Task brief:
From the records, pick out and copy each line containing "сатудың".

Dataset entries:
* * *

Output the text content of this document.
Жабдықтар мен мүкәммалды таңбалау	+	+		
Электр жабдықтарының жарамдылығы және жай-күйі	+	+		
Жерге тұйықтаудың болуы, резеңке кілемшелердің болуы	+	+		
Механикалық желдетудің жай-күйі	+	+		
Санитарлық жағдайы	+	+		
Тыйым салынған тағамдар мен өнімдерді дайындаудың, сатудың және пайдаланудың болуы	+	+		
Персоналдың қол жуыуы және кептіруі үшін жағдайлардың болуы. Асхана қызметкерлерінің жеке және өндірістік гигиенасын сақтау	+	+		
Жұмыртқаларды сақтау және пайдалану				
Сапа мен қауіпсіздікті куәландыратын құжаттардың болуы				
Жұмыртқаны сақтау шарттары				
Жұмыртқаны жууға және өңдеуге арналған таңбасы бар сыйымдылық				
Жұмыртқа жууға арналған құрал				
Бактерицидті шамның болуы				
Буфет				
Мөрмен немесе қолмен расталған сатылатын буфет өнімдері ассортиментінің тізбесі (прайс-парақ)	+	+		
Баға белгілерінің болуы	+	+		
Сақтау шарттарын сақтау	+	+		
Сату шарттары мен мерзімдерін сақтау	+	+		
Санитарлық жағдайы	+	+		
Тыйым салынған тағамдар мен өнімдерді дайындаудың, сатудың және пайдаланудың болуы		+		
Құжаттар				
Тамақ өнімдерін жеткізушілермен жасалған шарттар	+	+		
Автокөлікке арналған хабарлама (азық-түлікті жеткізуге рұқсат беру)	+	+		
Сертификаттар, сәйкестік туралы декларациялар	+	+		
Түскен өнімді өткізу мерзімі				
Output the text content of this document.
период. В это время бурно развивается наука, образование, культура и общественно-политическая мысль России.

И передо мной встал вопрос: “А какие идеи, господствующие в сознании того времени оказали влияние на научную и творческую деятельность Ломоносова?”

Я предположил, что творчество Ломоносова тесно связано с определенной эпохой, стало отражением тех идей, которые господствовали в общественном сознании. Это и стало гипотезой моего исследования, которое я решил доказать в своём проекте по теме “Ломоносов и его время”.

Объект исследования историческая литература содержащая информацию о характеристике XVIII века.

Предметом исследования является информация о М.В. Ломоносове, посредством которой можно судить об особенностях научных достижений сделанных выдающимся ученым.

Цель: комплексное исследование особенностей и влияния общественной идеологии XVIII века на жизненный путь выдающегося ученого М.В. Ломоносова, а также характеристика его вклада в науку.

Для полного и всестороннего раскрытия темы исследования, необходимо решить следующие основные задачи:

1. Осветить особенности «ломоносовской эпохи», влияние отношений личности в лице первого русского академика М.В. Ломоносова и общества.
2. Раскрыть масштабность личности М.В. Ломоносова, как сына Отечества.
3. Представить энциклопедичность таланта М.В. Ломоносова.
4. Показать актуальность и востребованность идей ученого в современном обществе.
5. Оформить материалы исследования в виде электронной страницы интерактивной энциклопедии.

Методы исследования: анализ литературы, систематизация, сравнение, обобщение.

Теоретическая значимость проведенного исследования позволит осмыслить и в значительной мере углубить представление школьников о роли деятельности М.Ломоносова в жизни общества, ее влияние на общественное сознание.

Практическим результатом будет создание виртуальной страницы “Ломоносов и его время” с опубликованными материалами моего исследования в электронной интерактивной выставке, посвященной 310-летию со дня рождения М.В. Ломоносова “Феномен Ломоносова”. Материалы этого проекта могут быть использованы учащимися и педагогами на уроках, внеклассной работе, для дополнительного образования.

* * *

Solution to the exercise:
Тыйым салынған тағамдар мен өнімдерді дайындаудың, сатудың және пайдаланудың болуы	+	+		
Тыйым салынған тағамдар мен өнімдерді дайындаудың, сатудың және пайдаланудың болуы		+		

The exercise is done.